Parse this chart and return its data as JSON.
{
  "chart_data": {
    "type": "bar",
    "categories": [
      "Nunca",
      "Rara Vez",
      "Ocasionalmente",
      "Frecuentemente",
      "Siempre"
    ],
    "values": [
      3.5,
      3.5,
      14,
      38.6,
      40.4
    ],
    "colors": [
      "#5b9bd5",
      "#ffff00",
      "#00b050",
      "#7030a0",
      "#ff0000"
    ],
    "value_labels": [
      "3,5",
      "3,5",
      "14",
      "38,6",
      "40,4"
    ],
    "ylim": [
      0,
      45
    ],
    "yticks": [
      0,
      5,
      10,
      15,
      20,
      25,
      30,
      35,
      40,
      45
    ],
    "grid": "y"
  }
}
◇ ◇ ◇ ◇
SHORT TASK: Transcribe the data above in full, exactly.

EXPECTED ANSWER:
Parse this chart and return its data as JSON.
{
  "chart_data": {
    "type": "bar",
    "categories": [
      "Nunca",
      "Rara Vez",
      "Ocasionalmente",
      "Frecuentemente",
      "Siempre"
    ],
    "values": [
      3.5,
      3.5,
      14,
      38.6,
      40.4
    ],
    "colors": [
      "#5b9bd5",
      "#ffff00",
      "#00b050",
      "#7030a0",
      "#ff0000"
    ],
    "value_labels": [
      "3,5",
      "3,5",
      "14",
      "38,6",
      "40,4"
    ],
    "ylim": [
      0,
      45
    ],
    "yticks": [
      0,
      5,
      10,
      15,
      20,
      25,
      30,
      35,
      40,
      45
    ],
    "grid": "y"
  }
}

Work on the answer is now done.